# Brief
Pictures within the data are to be left out; everything else must be reproduced exactly.

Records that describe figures

BEGIN

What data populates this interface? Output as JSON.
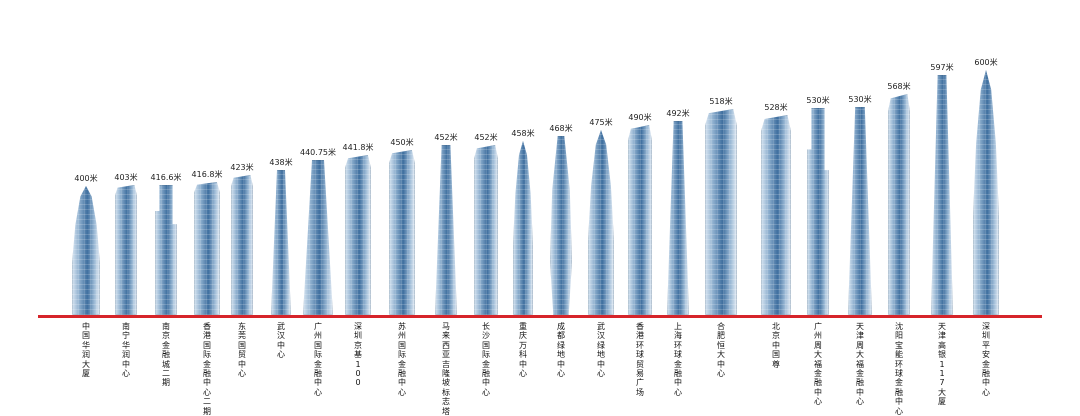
{
  "baseline_color": "#d6242a",
  "buildings": [
    {
      "height_label": "400米",
      "name": "中国华润大厦",
      "shape": "bullet"
    },
    {
      "height_label": "403米",
      "name": "南宁华润中心",
      "shape": "slab"
    },
    {
      "height_label": "416.6米",
      "name": "南京金融城二期",
      "shape": "stepped"
    },
    {
      "height_label": "416.8米",
      "name": "香港国际金融中心二期",
      "shape": "slab"
    },
    {
      "height_label": "423米",
      "name": "东莞国贸中心",
      "shape": "slab"
    },
    {
      "height_label": "438米",
      "name": "武汉中心",
      "shape": "tapered"
    },
    {
      "height_label": "440.75米",
      "name": "广州国际金融中心",
      "shape": "tapered"
    },
    {
      "height_label": "441.8米",
      "name": "深圳京基100",
      "shape": "slab"
    },
    {
      "height_label": "450米",
      "name": "苏州国际金融中心",
      "shape": "slab"
    },
    {
      "height_label": "452米",
      "name": "马来西亚吉隆坡标志塔",
      "shape": "tapered"
    },
    {
      "height_label": "452米",
      "name": "长沙国际金融中心",
      "shape": "slab"
    },
    {
      "height_label": "458米",
      "name": "重庆万科中心",
      "shape": "bullet"
    },
    {
      "height_label": "468米",
      "name": "成都绿地中心",
      "shape": "twisted"
    },
    {
      "height_label": "475米",
      "name": "武汉绿地中心",
      "shape": "bullet"
    },
    {
      "height_label": "490米",
      "name": "香港环球贸易广场",
      "shape": "slab"
    },
    {
      "height_label": "492米",
      "name": "上海环球金融中心",
      "shape": "tapered"
    },
    {
      "height_label": "518米",
      "name": "合肥恒大中心",
      "shape": "slab"
    },
    {
      "height_label": "528米",
      "name": "北京中国尊",
      "shape": "slab"
    },
    {
      "height_label": "530米",
      "name": "广州周大福金融中心",
      "shape": "stepped"
    },
    {
      "height_label": "530米",
      "name": "天津周大福金融中心",
      "shape": "tapered"
    },
    {
      "height_label": "568米",
      "name": "沈阳宝能环球金融中心",
      "shape": "slab"
    },
    {
      "height_label": "597米",
      "name": "天津高银117大厦",
      "shape": "tapered"
    },
    {
      "height_label": "600米",
      "name": "深圳平安金融中心",
      "shape": "bullet"
    }
  ]
}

END

# Result of the exercise
What data populates this interface? Output as JSON.
{
  "baseline_color": "#d6242a",
  "buildings": [
    {
      "height_label": "400米",
      "name": "中国华润大厦",
      "shape": "bullet"
    },
    {
      "height_label": "403米",
      "name": "南宁华润中心",
      "shape": "slab"
    },
    {
      "height_label": "416.6米",
      "name": "南京金融城二期",
      "shape": "stepped"
    },
    {
      "height_label": "416.8米",
      "name": "香港国际金融中心二期",
      "shape": "slab"
    },
    {
      "height_label": "423米",
      "name": "东莞国贸中心",
      "shape": "slab"
    },
    {
      "height_label": "438米",
      "name": "武汉中心",
      "shape": "tapered"
    },
    {
      "height_label": "440.75米",
      "name": "广州国际金融中心",
      "shape": "tapered"
    },
    {
      "height_label": "441.8米",
      "name": "深圳京基100",
      "shape": "slab"
    },
    {
      "height_label": "450米",
      "name": "苏州国际金融中心",
      "shape": "slab"
    },
    {
      "height_label": "452米",
      "name": "马来西亚吉隆坡标志塔",
      "shape": "tapered"
    },
    {
      "height_label": "452米",
      "name": "长沙国际金融中心",
      "shape": "slab"
    },
    {
      "height_label": "458米",
      "name": "重庆万科中心",
      "shape": "bullet"
    },
    {
      "height_label": "468米",
      "name": "成都绿地中心",
      "shape": "twisted"
    },
    {
      "height_label": "475米",
      "name": "武汉绿地中心",
      "shape": "bullet"
    },
    {
      "height_label": "490米",
      "name": "香港环球贸易广场",
      "shape": "slab"
    },
    {
      "height_label": "492米",
      "name": "上海环球金融中心",
      "shape": "tapered"
    },
    {
      "height_label": "518米",
      "name": "合肥恒大中心",
      "shape": "slab"
    },
    {
      "height_label": "528米",
      "name": "北京中国尊",
      "shape": "slab"
    },
    {
      "height_label": "530米",
      "name": "广州周大福金融中心",
      "shape": "stepped"
    },
    {
      "height_label": "530米",
      "name": "天津周大福金融中心",
      "shape": "tapered"
    },
    {
      "height_label": "568米",
      "name": "沈阳宝能环球金融中心",
      "shape": "slab"
    },
    {
      "height_label": "597米",
      "name": "天津高银117大厦",
      "shape": "tapered"
    },
    {
      "height_label": "600米",
      "name": "深圳平安金融中心",
      "shape": "bullet"
    }
  ]
}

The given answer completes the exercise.